> **Short exercise**: Your task is to locate every line holding the string "SDTVAR" and to copy each of them.

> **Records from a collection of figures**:
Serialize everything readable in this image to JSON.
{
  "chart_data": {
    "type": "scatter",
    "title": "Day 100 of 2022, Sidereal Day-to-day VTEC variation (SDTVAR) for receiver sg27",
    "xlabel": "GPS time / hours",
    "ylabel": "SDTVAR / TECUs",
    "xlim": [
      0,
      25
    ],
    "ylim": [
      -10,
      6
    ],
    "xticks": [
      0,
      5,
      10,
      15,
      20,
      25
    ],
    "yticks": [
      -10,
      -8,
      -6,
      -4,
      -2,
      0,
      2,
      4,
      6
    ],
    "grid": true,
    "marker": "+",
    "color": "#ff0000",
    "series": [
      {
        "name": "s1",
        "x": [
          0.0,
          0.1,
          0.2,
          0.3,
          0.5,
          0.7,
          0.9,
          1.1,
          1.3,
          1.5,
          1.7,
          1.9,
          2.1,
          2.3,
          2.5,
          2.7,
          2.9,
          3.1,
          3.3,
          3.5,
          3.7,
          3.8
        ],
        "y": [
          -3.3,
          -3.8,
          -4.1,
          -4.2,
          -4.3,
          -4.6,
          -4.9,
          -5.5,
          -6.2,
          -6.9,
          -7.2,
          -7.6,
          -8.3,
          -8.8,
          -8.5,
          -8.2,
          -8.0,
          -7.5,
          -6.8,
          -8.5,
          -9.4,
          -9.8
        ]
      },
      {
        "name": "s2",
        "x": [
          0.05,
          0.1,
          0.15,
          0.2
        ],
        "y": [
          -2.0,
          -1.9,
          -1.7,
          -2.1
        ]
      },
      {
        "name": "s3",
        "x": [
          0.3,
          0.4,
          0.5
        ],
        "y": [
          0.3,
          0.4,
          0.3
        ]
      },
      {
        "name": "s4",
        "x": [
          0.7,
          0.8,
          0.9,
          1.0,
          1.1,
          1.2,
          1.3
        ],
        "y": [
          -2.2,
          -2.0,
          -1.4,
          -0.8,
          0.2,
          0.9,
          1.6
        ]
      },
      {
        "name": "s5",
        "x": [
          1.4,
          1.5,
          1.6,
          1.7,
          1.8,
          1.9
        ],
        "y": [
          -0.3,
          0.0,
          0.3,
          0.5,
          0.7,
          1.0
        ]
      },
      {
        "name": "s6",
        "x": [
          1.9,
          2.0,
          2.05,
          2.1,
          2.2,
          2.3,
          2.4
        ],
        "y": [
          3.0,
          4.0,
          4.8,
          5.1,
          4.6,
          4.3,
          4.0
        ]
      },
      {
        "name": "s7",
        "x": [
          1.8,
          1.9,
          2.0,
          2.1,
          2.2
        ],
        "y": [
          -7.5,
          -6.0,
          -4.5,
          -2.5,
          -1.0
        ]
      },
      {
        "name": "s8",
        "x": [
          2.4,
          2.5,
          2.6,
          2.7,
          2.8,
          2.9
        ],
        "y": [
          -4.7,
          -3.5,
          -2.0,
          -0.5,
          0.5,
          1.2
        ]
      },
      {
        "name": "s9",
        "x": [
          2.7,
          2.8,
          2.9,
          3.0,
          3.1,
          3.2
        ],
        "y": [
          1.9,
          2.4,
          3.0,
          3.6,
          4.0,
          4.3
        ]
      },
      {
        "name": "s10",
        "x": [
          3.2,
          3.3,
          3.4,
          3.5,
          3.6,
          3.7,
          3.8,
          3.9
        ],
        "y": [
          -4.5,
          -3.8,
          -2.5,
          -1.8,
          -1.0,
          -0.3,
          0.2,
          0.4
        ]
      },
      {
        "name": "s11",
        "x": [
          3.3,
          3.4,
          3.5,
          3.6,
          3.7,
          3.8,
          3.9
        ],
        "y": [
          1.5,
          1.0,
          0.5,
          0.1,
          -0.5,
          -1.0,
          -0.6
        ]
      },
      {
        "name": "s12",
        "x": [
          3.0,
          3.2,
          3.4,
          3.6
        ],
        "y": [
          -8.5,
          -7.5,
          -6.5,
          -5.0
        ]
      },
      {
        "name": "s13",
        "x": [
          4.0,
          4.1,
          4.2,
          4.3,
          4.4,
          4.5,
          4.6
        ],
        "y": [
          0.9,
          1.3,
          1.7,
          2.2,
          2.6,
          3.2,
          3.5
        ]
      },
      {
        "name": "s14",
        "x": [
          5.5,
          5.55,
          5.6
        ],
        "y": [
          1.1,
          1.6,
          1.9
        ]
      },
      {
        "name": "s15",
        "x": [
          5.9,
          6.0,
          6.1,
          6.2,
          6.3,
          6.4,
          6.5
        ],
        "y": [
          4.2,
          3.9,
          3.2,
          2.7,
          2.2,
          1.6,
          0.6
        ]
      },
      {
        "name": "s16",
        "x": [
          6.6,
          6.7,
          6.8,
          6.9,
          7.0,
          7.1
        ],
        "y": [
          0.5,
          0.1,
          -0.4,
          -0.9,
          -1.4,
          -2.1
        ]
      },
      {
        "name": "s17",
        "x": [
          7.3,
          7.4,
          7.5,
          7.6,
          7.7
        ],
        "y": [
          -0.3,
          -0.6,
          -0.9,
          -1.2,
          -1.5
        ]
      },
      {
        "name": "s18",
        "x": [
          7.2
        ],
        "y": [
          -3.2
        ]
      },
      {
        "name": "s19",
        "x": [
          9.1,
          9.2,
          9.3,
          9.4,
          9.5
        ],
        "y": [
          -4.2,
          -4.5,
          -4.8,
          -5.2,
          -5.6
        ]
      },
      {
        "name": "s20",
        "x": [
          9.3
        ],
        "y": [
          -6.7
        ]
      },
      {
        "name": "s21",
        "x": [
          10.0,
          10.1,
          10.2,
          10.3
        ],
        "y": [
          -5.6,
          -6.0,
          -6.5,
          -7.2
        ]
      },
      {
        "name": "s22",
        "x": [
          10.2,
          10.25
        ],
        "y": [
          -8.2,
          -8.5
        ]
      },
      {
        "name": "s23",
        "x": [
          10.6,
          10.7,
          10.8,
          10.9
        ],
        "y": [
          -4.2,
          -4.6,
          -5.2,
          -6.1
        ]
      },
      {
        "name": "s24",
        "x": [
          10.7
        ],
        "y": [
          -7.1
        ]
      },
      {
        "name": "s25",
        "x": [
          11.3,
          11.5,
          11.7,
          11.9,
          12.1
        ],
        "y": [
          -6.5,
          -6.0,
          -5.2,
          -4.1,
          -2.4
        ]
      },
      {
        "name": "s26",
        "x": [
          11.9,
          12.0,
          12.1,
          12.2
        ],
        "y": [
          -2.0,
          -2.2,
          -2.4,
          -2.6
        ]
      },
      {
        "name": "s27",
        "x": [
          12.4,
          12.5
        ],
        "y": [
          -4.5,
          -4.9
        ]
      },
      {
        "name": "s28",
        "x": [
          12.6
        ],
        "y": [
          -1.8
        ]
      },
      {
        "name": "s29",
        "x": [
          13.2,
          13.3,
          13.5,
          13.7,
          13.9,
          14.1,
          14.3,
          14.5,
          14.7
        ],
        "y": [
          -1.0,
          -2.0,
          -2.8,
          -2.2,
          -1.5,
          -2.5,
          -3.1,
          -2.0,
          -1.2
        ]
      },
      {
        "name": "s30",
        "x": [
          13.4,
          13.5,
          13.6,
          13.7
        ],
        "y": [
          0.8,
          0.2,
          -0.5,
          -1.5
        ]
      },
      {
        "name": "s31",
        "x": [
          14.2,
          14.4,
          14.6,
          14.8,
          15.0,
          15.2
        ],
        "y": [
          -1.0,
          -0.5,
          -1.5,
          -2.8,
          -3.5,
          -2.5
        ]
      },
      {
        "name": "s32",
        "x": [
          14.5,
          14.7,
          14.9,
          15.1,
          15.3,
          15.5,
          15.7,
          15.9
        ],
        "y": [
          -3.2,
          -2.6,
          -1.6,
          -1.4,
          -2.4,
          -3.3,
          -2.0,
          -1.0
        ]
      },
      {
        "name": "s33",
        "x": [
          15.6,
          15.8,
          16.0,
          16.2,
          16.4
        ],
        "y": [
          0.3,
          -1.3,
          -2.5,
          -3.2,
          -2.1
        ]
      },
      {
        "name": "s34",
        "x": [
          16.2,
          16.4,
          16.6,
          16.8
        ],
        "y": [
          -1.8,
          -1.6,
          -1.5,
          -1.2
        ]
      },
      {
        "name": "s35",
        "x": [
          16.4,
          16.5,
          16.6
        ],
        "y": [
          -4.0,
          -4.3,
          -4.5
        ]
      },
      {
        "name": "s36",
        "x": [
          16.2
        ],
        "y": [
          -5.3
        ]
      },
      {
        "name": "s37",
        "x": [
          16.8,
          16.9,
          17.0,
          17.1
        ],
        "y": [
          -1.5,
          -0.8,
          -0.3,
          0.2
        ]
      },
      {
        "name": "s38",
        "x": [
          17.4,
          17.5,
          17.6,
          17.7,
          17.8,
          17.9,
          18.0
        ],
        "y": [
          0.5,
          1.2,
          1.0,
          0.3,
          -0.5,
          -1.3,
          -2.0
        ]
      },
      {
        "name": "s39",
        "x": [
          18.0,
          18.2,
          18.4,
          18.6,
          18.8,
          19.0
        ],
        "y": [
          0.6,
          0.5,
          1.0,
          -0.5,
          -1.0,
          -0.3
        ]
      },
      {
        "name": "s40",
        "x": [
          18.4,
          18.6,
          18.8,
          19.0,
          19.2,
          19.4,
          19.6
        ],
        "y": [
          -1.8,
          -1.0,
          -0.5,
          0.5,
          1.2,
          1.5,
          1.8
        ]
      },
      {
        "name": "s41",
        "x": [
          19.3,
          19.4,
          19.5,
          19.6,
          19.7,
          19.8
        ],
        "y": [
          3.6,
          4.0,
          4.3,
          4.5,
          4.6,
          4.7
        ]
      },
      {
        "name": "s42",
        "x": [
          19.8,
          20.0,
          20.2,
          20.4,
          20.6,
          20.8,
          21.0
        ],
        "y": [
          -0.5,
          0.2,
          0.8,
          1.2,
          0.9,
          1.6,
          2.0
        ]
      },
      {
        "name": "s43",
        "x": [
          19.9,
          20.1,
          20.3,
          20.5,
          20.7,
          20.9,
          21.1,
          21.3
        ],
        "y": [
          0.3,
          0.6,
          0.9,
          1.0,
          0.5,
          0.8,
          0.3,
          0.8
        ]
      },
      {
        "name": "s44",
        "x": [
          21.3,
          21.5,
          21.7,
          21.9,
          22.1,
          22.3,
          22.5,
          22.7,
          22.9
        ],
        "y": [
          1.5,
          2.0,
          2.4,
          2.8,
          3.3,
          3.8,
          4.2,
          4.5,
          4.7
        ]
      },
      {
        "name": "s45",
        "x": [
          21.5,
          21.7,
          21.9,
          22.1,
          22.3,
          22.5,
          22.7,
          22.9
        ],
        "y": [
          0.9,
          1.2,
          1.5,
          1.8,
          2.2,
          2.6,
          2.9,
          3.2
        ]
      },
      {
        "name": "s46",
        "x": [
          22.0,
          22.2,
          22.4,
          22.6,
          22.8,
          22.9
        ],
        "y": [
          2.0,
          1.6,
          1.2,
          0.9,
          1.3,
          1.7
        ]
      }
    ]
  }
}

> **The completed task**:
    "title": "Day 100 of 2022, Sidereal Day-to-day VTEC variation (SDTVAR) for receiver sg27",
    "ylabel": "SDTVAR / TECUs",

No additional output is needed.